Input rows:
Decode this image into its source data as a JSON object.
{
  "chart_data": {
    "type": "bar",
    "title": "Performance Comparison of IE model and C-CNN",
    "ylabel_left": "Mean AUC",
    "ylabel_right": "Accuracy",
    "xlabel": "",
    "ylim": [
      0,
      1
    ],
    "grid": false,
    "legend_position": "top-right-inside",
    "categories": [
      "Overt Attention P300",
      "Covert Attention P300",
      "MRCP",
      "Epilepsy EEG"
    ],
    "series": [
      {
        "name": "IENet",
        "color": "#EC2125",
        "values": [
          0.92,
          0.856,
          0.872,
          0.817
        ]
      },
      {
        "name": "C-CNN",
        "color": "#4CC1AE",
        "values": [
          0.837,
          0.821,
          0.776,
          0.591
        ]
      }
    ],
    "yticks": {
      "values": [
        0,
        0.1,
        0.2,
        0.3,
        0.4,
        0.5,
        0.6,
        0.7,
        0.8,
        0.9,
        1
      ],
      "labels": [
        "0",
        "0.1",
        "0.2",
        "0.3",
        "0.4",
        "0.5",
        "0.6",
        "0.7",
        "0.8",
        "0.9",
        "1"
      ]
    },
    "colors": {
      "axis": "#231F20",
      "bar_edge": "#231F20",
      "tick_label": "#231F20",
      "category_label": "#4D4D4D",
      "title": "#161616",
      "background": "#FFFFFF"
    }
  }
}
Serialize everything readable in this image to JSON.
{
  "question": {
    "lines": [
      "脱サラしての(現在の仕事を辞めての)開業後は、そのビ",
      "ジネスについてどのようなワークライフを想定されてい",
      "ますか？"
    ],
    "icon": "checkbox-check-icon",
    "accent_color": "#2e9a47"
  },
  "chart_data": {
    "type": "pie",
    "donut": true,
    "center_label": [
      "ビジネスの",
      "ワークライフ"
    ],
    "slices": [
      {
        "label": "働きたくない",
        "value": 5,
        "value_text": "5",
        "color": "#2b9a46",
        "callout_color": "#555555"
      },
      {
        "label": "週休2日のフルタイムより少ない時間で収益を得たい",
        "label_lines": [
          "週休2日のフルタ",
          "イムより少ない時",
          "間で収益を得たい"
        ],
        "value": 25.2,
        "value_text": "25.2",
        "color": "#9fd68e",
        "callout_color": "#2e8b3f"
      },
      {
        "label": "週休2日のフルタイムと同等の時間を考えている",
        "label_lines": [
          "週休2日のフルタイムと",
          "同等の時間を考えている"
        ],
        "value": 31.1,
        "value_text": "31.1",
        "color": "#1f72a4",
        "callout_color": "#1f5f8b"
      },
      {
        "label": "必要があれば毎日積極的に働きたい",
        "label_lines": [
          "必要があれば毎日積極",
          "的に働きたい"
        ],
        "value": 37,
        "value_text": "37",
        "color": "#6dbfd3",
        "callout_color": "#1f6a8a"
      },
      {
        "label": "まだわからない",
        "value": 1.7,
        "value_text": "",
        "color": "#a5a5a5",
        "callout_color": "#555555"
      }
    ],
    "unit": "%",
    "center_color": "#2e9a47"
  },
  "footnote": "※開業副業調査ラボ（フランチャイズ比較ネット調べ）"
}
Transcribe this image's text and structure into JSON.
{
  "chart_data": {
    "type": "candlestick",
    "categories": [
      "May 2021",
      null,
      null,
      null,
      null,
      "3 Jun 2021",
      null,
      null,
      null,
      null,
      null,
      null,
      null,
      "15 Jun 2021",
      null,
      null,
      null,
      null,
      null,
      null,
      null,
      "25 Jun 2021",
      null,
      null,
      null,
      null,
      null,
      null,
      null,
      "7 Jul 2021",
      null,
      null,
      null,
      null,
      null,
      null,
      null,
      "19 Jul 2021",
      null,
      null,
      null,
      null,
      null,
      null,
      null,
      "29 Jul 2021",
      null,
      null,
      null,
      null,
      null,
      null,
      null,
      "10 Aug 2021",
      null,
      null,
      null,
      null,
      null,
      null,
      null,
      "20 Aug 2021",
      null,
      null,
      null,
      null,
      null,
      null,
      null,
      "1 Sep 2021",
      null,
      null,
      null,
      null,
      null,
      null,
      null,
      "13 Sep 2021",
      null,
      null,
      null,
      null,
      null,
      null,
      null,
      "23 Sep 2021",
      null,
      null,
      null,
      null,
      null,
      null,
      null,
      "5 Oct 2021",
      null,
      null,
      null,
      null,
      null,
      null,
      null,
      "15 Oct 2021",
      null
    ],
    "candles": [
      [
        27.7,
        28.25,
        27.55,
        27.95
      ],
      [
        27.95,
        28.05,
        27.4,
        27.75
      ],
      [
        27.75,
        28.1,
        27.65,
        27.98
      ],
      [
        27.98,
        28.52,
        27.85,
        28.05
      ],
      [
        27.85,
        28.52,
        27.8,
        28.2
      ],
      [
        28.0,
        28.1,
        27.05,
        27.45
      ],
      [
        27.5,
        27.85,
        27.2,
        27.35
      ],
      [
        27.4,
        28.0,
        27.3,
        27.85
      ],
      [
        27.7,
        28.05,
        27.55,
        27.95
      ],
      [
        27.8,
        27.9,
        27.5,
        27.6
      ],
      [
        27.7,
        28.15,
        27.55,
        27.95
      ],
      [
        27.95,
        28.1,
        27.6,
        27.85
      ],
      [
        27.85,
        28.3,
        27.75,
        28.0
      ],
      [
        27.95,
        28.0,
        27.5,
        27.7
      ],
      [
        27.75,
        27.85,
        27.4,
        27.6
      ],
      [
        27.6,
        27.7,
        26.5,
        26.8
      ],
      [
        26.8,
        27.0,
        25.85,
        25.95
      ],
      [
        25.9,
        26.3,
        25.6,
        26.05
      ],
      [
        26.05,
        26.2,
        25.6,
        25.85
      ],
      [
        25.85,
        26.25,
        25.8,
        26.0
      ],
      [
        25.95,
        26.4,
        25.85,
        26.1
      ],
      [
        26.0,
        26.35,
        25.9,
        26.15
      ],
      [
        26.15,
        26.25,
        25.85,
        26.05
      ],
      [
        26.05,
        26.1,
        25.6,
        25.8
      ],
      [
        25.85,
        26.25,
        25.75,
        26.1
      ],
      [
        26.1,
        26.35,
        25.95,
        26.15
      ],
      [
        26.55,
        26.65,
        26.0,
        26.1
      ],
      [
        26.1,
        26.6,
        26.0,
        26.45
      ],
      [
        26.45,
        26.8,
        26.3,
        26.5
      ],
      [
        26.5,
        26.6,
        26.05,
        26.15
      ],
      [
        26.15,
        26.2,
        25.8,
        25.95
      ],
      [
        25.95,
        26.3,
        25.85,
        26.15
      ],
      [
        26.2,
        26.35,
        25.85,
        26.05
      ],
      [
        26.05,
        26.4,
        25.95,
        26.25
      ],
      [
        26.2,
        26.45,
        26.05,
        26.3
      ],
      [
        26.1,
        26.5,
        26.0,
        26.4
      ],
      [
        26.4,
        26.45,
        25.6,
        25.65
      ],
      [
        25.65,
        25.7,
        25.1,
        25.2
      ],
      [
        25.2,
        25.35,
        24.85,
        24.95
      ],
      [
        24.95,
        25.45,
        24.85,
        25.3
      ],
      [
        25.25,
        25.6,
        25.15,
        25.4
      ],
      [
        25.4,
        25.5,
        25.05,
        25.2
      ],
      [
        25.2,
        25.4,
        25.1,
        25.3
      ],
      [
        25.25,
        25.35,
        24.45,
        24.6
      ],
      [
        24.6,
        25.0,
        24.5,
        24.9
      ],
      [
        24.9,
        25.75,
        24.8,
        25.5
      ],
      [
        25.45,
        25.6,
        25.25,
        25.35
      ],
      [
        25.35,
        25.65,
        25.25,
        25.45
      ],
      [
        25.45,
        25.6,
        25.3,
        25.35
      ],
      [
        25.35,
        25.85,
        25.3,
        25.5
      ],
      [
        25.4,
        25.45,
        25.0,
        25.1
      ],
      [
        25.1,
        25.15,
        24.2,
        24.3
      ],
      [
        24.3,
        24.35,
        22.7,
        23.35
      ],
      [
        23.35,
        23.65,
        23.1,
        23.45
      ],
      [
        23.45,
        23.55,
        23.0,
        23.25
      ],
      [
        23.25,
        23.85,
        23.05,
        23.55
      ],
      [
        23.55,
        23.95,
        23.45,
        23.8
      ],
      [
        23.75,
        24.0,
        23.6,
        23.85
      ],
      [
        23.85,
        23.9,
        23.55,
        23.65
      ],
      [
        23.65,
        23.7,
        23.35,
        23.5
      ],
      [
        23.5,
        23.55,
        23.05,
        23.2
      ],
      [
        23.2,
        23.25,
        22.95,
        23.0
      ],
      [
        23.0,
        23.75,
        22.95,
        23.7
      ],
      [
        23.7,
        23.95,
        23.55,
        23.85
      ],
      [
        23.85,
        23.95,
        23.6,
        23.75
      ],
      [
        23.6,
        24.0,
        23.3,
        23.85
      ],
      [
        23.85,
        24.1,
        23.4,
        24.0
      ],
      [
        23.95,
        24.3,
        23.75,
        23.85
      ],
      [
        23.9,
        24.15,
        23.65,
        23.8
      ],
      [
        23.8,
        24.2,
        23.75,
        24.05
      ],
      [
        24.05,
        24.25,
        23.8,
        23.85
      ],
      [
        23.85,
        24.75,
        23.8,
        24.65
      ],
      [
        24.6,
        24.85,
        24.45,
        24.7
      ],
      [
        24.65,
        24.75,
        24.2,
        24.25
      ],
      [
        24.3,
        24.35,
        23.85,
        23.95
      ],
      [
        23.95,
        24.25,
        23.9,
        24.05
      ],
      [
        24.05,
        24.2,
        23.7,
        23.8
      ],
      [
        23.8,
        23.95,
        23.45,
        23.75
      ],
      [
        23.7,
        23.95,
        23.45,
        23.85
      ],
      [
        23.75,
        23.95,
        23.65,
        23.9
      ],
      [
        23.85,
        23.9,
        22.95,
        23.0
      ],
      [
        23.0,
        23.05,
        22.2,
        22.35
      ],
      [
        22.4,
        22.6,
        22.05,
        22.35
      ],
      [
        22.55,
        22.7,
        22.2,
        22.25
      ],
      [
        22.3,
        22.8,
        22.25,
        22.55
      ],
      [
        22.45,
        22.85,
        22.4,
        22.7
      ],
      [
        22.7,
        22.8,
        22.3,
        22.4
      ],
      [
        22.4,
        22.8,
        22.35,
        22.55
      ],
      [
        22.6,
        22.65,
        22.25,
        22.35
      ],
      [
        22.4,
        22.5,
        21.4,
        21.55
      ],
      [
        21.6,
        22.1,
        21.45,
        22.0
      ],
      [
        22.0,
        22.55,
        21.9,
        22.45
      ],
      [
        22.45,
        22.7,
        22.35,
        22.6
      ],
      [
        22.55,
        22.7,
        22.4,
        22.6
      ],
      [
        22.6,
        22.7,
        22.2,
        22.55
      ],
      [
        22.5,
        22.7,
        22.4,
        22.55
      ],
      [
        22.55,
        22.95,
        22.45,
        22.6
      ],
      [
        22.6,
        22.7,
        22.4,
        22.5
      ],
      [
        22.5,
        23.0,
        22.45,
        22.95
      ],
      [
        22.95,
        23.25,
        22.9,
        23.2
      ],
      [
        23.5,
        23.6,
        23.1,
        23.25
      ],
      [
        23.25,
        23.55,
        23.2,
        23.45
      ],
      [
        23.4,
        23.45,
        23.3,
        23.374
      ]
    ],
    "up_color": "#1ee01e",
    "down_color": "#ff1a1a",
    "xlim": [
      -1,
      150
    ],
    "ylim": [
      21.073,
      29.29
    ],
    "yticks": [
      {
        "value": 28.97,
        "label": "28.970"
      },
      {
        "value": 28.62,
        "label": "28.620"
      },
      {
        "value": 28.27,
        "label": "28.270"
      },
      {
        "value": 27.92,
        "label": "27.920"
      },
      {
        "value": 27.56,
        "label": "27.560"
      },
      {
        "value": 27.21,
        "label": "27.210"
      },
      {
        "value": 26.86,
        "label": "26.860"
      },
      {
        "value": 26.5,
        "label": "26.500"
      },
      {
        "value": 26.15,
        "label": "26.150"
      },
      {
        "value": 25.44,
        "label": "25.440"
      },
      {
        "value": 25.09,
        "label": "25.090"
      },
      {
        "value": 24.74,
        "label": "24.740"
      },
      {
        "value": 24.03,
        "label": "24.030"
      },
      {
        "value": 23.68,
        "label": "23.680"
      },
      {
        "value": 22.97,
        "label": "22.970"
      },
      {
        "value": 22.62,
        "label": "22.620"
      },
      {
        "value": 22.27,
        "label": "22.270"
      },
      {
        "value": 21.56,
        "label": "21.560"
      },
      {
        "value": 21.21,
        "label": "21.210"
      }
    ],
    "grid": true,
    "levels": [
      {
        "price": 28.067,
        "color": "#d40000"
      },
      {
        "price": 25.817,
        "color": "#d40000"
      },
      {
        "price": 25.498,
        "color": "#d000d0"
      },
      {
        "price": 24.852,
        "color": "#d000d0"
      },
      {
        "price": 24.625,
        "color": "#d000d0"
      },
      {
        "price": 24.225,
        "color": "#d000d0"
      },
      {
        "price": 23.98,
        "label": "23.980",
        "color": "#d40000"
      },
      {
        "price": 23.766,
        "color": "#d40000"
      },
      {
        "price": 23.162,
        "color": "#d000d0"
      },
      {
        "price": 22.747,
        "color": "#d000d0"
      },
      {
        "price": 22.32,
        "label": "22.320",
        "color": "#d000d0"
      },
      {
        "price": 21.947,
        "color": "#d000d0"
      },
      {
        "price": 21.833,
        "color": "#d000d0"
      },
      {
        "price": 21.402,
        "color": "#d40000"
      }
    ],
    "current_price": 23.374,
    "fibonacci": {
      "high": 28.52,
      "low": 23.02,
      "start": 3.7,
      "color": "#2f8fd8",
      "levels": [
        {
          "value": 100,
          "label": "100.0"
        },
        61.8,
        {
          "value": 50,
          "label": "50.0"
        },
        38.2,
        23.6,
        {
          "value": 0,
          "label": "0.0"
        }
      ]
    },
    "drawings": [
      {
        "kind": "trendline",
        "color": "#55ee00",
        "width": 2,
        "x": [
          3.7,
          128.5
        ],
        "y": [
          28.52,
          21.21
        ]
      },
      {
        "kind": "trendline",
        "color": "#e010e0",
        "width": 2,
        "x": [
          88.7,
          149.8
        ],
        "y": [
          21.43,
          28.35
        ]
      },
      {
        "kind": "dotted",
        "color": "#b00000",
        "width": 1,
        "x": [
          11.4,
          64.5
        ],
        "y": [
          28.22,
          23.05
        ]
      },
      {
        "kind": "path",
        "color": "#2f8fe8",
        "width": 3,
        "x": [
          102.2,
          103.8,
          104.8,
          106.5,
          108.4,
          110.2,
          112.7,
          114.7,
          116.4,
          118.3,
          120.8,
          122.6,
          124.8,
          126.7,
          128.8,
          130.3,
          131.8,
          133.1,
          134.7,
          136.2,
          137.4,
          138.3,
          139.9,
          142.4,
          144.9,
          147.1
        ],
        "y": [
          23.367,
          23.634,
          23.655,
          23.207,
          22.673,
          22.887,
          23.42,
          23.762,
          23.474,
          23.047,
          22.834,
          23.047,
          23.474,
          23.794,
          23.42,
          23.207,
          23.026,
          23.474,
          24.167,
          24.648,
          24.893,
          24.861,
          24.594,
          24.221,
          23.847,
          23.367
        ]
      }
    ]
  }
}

What the exercise asks: Return each full line of the entries that contains the word "JSON".

Full solution:
Decode this image into its source data as a JSON object.
Serialize everything readable in this image to JSON.
Transcribe this image's text and structure into JSON.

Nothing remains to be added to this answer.